-- begin Exercise input --

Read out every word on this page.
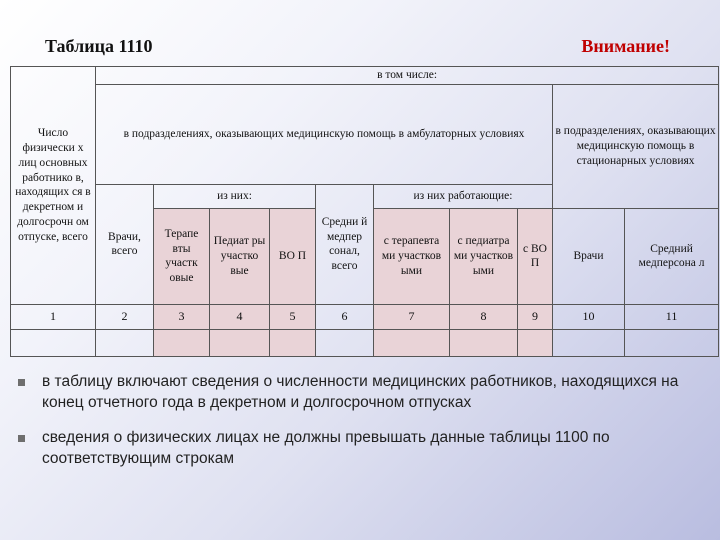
Таблица 1110	Внимание!
Число физически х лиц основных работнико в, находящих ся в декретном и долгосрочн ом отпуске, всего	в том числе:									
	в подразделениях, оказывающих медицинскую помощь в амбулаторных условиях								в подразделениях, оказывающих медицинскую помощь в стационарных условиях	
	Врачи, всего	из них:			Средни й медпер сонал, всего	из них работающие:				
		Терапе вты участк овые	Педиат ры участко вые	ВО П		с терапевта ми участков ыми	с педиатра ми участков ыми	с ВО П	Врачи	Средний медперсона л
1	2	3	4	5	6	7	8	9	10	11

в таблицу включают сведения о численности медицинских работников, находящихся на конец отчетного года в декретном и долгосрочном отпусках
сведения о физических лицах не должны превышать данные таблицы 1100 по соответствующим строкам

-- end Exercise input --

What you need to do: State the number of lines in this listing that contain the string "сведения", and add nothing else.

Answer: 2